§ Task details
Keep every line where the word "Contribution" appears; drop the rest.

§ Task inputs
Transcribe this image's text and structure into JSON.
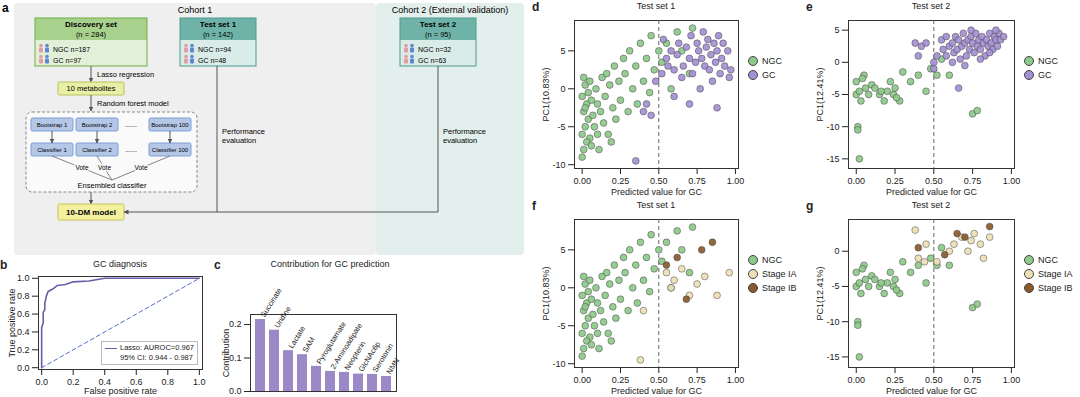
{
  "diagram": {
    "panel": "a",
    "cohorts": [
      "Cohort 1",
      "Cohort 2 (External validation)"
    ],
    "sets": [
      {
        "title": "Discovery set",
        "n": "(n = 284)",
        "groups": [
          "NGC n=187",
          "GC n=97"
        ]
      },
      {
        "title": "Test set 1",
        "n": "(n = 142)",
        "groups": [
          "NGC n=94",
          "GC n=48"
        ]
      },
      {
        "title": "Test set 2",
        "n": "(n = 95)",
        "groups": [
          "NGC n=32",
          "GC n=63"
        ]
      }
    ],
    "lasso": "Lasso regression",
    "metabolites": "10 metabolites",
    "random_forest": "Random forest model",
    "bootstraps": [
      "Bootstrap 1",
      "Bootstrap 2",
      "......",
      "Bootstrap 100"
    ],
    "classifiers": [
      "Classifier 1",
      "Classifier 2",
      "......",
      "Classifier 100"
    ],
    "votes": [
      "Vote",
      "Vote",
      "Vote"
    ],
    "ensemble": "Ensembled classifier",
    "model": "10-DM model",
    "evaluations": [
      "Performance evaluation",
      "Performance evaluation"
    ]
  },
  "chart_data": [
    {
      "panel": "b",
      "type": "line",
      "title": "GC diagnosis",
      "x_label": "False positive rate",
      "y_label": "True positive rate",
      "series": [
        {
          "name": "Lasso: AUROC=0.967",
          "color": "#6c5ba7",
          "x": [
            0,
            0,
            0.01,
            0.01,
            0.02,
            0.02,
            0.03,
            0.04,
            0.05,
            0.07,
            0.1,
            0.15,
            0.2,
            0.3,
            0.4,
            1
          ],
          "values": [
            0,
            0.45,
            0.5,
            0.62,
            0.65,
            0.72,
            0.8,
            0.85,
            0.86,
            0.88,
            0.92,
            0.93,
            0.96,
            0.97,
            1,
            1
          ]
        }
      ],
      "annotation": "95% CI: 0.944 - 0.987",
      "reference_line": {
        "x": [
          0,
          1
        ],
        "values": [
          0,
          1
        ],
        "line_style": "dashed",
        "color": "#4f6fc9"
      },
      "legend": "lower right",
      "xlim": [
        -0.02,
        1.02
      ],
      "xticks": [
        {
          "value": 0,
          "label": "0.0"
        },
        0.2,
        0.4,
        0.6,
        0.8,
        {
          "value": 1,
          "label": "1.0"
        }
      ],
      "ylim": [
        -0.02,
        1.02
      ],
      "yticks": [
        {
          "value": 0,
          "label": "0.0"
        },
        0.2,
        0.4,
        0.6,
        0.8,
        {
          "value": 1,
          "label": "1.0"
        }
      ]
    },
    {
      "panel": "c",
      "type": "bar",
      "title": "Contribution for GC prediction",
      "y_label": "Contribution",
      "categories": [
        "Succinate",
        "Uridine",
        "Lactate",
        "SAM",
        "Pyroglutamate",
        "2-Aminoadipate",
        "Neopterin",
        "GlcNAc6p",
        "Serotonin",
        "NMN"
      ],
      "values": [
        0.215,
        0.183,
        0.122,
        0.11,
        0.075,
        0.06,
        0.057,
        0.052,
        0.051,
        0.045
      ],
      "color": "#9a89c6",
      "tick_labels": "y",
      "ylim": [
        0,
        0.23
      ],
      "yticks": [
        {
          "value": 0,
          "label": "0.0"
        },
        0.1,
        0.2
      ]
    },
    {
      "panel": "d",
      "type": "scatter",
      "title": "Test set 1",
      "x_label": "Predicted value for GC",
      "y_label": "PC1(10.83%)",
      "series": [
        {
          "name": "NGC",
          "color": "#8dc98a",
          "x": [
            0.0,
            0.01,
            0.02,
            0.0,
            0.01,
            0.03,
            0.02,
            0.04,
            0.05,
            0.03,
            0.06,
            0.07,
            0.05,
            0.08,
            0.09,
            0.1,
            0.1,
            0.12,
            0.13,
            0.14,
            0.15,
            0.16,
            0.17,
            0.18,
            0.2,
            0.21,
            0.22,
            0.24,
            0.25,
            0.27,
            0.28,
            0.3,
            0.31,
            0.33,
            0.35,
            0.36,
            0.38,
            0.4,
            0.42,
            0.44,
            0.45,
            0.47,
            0.5,
            0.52,
            0.55,
            0.58,
            0.62,
            0.65,
            0.7,
            0.72,
            0.0,
            0.02,
            0.04,
            0.06,
            0.01,
            0.11,
            0.19
          ],
          "values": [
            -1,
            -3,
            -5,
            -6,
            -8,
            -2,
            0.5,
            -4,
            -6.5,
            -7,
            -1.5,
            -3.5,
            1,
            -5,
            0,
            -2,
            -6,
            -3,
            1.5,
            -4.5,
            -1,
            2,
            -6,
            0.5,
            -2.5,
            3,
            -4,
            1,
            -1.5,
            4,
            2,
            -3,
            5,
            0,
            3,
            -2,
            6,
            1,
            4,
            -0.5,
            7,
            2.5,
            5,
            3.5,
            6,
            0,
            7.5,
            5,
            2,
            8,
            -9,
            -2.5,
            -0.5,
            -7.5,
            1.5,
            -8,
            -7
          ]
        },
        {
          "name": "GC",
          "color": "#a48fd4",
          "x": [
            0.35,
            0.4,
            0.42,
            0.48,
            0.52,
            0.55,
            0.56,
            0.58,
            0.6,
            0.62,
            0.63,
            0.65,
            0.66,
            0.68,
            0.7,
            0.71,
            0.72,
            0.74,
            0.75,
            0.76,
            0.77,
            0.78,
            0.79,
            0.8,
            0.81,
            0.82,
            0.83,
            0.84,
            0.85,
            0.86,
            0.87,
            0.88,
            0.89,
            0.9,
            0.91,
            0.92,
            0.93,
            0.95,
            0.96,
            0.6,
            0.7,
            0.88,
            0.97,
            0.53,
            0.45
          ],
          "values": [
            -9.5,
            -3,
            -2,
            1,
            2,
            4,
            3,
            5,
            2.5,
            4.5,
            6,
            1.5,
            3,
            5.5,
            4,
            7,
            2,
            3.5,
            6,
            5,
            0,
            4,
            7.5,
            3,
            5.5,
            6.5,
            2.5,
            4.5,
            1,
            6,
            3.5,
            5,
            7,
            2,
            4,
            6,
            3,
            5,
            1.5,
            -1,
            -2,
            -2.5,
            2.5,
            6.5,
            -3.5
          ]
        }
      ],
      "reference_line": {
        "x": 0.5,
        "line_style": "dashed"
      },
      "legend": "right",
      "xlim": [
        -0.05,
        1.02
      ],
      "xticks": [
        {
          "value": 0,
          "label": "0.00"
        },
        0.25,
        {
          "value": 0.5,
          "label": "0.50"
        },
        0.75,
        {
          "value": 1,
          "label": "1.00"
        }
      ],
      "ylim": [
        -10.5,
        9
      ],
      "yticks": [
        -10,
        -5,
        0,
        5
      ]
    },
    {
      "panel": "e",
      "type": "scatter",
      "title": "Test set 2",
      "x_label": "Predicted value for GC",
      "y_label": "PC1(12.41%)",
      "series": [
        {
          "name": "NGC",
          "color": "#8dc98a",
          "x": [
            0.0,
            0.01,
            0.02,
            0.0,
            0.02,
            0.03,
            0.05,
            0.06,
            0.08,
            0.1,
            0.12,
            0.15,
            0.18,
            0.2,
            0.22,
            0.24,
            0.25,
            0.28,
            0.3,
            0.35,
            0.4,
            0.45,
            0.48,
            0.52,
            0.55,
            0.6,
            0.75,
            0.78,
            0.01,
            0.04,
            0.16,
            0.26
          ],
          "values": [
            -5,
            -10,
            -15,
            -3,
            -4.5,
            -6,
            -2,
            -4,
            -5,
            -3.5,
            -4,
            -5,
            -6,
            -4.5,
            -3,
            -5,
            -4,
            -6,
            -1.5,
            -3,
            -2,
            -4.5,
            -1,
            -2,
            0.5,
            -2,
            -8,
            -7.5,
            -10.5,
            -2.5,
            -4.5,
            -5.5
          ]
        },
        {
          "name": "GC",
          "color": "#a48fd4",
          "x": [
            0.38,
            0.4,
            0.42,
            0.45,
            0.5,
            0.52,
            0.55,
            0.56,
            0.58,
            0.6,
            0.62,
            0.63,
            0.64,
            0.65,
            0.66,
            0.67,
            0.68,
            0.69,
            0.7,
            0.71,
            0.72,
            0.73,
            0.74,
            0.75,
            0.76,
            0.77,
            0.78,
            0.79,
            0.8,
            0.81,
            0.82,
            0.83,
            0.84,
            0.85,
            0.86,
            0.87,
            0.88,
            0.89,
            0.9,
            0.91,
            0.92,
            0.93,
            0.95,
            0.66,
            0.5,
            0.62,
            0.74,
            0.8,
            0.86,
            0.9,
            0.7,
            0.58
          ],
          "values": [
            3,
            1,
            2.5,
            3,
            0,
            1,
            3.5,
            2,
            4,
            2.5,
            3,
            1.5,
            4,
            2,
            3.5,
            0.5,
            2.5,
            4.5,
            3,
            1,
            3.5,
            2,
            4,
            3,
            1.5,
            4.5,
            2.5,
            3.5,
            2,
            4,
            3,
            1,
            3.5,
            2.5,
            4.5,
            3,
            2,
            4,
            3.5,
            2.5,
            4.5,
            3.5,
            4,
            -4,
            -1,
            0,
            5,
            0.5,
            1.5,
            5,
            -0.5,
            1
          ]
        }
      ],
      "reference_line": {
        "x": 0.5,
        "line_style": "dashed"
      },
      "legend": "right",
      "xlim": [
        -0.05,
        1.02
      ],
      "xticks": [
        {
          "value": 0,
          "label": "0.00"
        },
        0.25,
        {
          "value": 0.5,
          "label": "0.50"
        },
        0.75,
        {
          "value": 1,
          "label": "1.00"
        }
      ],
      "ylim": [
        -16.5,
        6.5
      ],
      "yticks": [
        -15,
        -10,
        -5,
        0,
        5
      ]
    },
    {
      "panel": "f",
      "type": "scatter",
      "title": "Test set 1",
      "x_label": "Predicted value for GC",
      "y_label": "PC1(10.83%)",
      "series": [
        {
          "name": "NGC",
          "color": "#8dc98a",
          "x": [
            0.0,
            0.01,
            0.02,
            0.0,
            0.01,
            0.03,
            0.02,
            0.04,
            0.05,
            0.03,
            0.06,
            0.07,
            0.05,
            0.08,
            0.09,
            0.1,
            0.1,
            0.12,
            0.13,
            0.14,
            0.15,
            0.16,
            0.17,
            0.18,
            0.2,
            0.21,
            0.22,
            0.24,
            0.25,
            0.27,
            0.28,
            0.3,
            0.31,
            0.33,
            0.35,
            0.36,
            0.38,
            0.4,
            0.42,
            0.44,
            0.45,
            0.47,
            0.5,
            0.52,
            0.55,
            0.58,
            0.62,
            0.65,
            0.7,
            0.72,
            0.0,
            0.02,
            0.04,
            0.06,
            0.01,
            0.11,
            0.19
          ],
          "values": [
            -1,
            -3,
            -5,
            -6,
            -8,
            -2,
            0.5,
            -4,
            -6.5,
            -7,
            -1.5,
            -3.5,
            1,
            -5,
            0,
            -2,
            -6,
            -3,
            1.5,
            -4.5,
            -1,
            2,
            -6,
            0.5,
            -2.5,
            3,
            -4,
            1,
            -1.5,
            4,
            2,
            -3,
            5,
            0,
            3,
            -2,
            6,
            1,
            4,
            -0.5,
            7,
            2.5,
            5,
            3.5,
            6,
            0,
            7.5,
            5,
            2,
            8,
            -9,
            -2.5,
            -0.5,
            -7.5,
            1.5,
            -8,
            -7
          ]
        },
        {
          "name": "Stage IA",
          "color": "#eee0b4",
          "x": [
            0.38,
            0.4,
            0.55,
            0.58,
            0.6,
            0.65,
            0.7,
            0.75,
            0.8,
            0.88,
            0.96
          ],
          "values": [
            -9.5,
            -3,
            2,
            0,
            1,
            2.5,
            -1,
            0.5,
            1.5,
            -1,
            2
          ]
        },
        {
          "name": "Stage IB",
          "color": "#8a5a2e",
          "x": [
            0.62,
            0.55,
            0.78,
            0.85,
            0.68
          ],
          "values": [
            4,
            3,
            5,
            6,
            -1.5
          ]
        }
      ],
      "reference_line": {
        "x": 0.5,
        "line_style": "dashed"
      },
      "legend": "right",
      "xlim": [
        -0.05,
        1.02
      ],
      "xticks": [
        {
          "value": 0,
          "label": "0.00"
        },
        0.25,
        {
          "value": 0.5,
          "label": "0.50"
        },
        0.75,
        {
          "value": 1,
          "label": "1.00"
        }
      ],
      "ylim": [
        -10.5,
        9
      ],
      "yticks": [
        -10,
        -5,
        0,
        5
      ]
    },
    {
      "panel": "g",
      "type": "scatter",
      "title": "Test set 2",
      "x_label": "Predicted value for GC",
      "y_label": "PC1(12.41%)",
      "series": [
        {
          "name": "NGC",
          "color": "#8dc98a",
          "x": [
            0.0,
            0.01,
            0.02,
            0.0,
            0.02,
            0.03,
            0.05,
            0.06,
            0.08,
            0.1,
            0.12,
            0.15,
            0.18,
            0.2,
            0.22,
            0.24,
            0.25,
            0.28,
            0.3,
            0.35,
            0.4,
            0.45,
            0.48,
            0.52,
            0.55,
            0.6,
            0.75,
            0.78,
            0.01,
            0.04,
            0.16,
            0.26
          ],
          "values": [
            -5,
            -10,
            -15,
            -3,
            -4.5,
            -6,
            -2,
            -4,
            -5,
            -3.5,
            -4,
            -5,
            -6,
            -4.5,
            -3,
            -5,
            -4,
            -6,
            -1.5,
            -3,
            -2,
            -4.5,
            -1,
            -2,
            0.5,
            -2,
            -8,
            -7.5,
            -10.5,
            -2.5,
            -4.5,
            -5.5
          ]
        },
        {
          "name": "Stage IA",
          "color": "#eee0b4",
          "x": [
            0.38,
            0.4,
            0.45,
            0.52,
            0.6,
            0.63,
            0.68,
            0.72,
            0.74,
            0.76,
            0.8,
            0.82,
            0.86,
            0.44
          ],
          "values": [
            3,
            -1,
            1,
            -1.5,
            0,
            1,
            2,
            0,
            1.5,
            2.5,
            1,
            -1,
            2,
            -1.5
          ]
        },
        {
          "name": "Stage IB",
          "color": "#8a5a2e",
          "x": [
            0.4,
            0.65,
            0.7,
            0.86,
            0.57
          ],
          "values": [
            0.5,
            2.5,
            2,
            3.5,
            -0.5
          ]
        }
      ],
      "reference_line": {
        "x": 0.5,
        "line_style": "dashed"
      },
      "legend": "right",
      "xlim": [
        -0.05,
        1.02
      ],
      "xticks": [
        {
          "value": 0,
          "label": "0.00"
        },
        0.25,
        {
          "value": 0.5,
          "label": "0.50"
        },
        0.75,
        {
          "value": 1,
          "label": "1.00"
        }
      ],
      "ylim": [
        -16.5,
        4.5
      ],
      "yticks": [
        -15,
        -10,
        -5,
        0
      ]
    }
  ]
}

§ Expected output
      "title": "Contribution for GC prediction",
      "y_label": "Contribution",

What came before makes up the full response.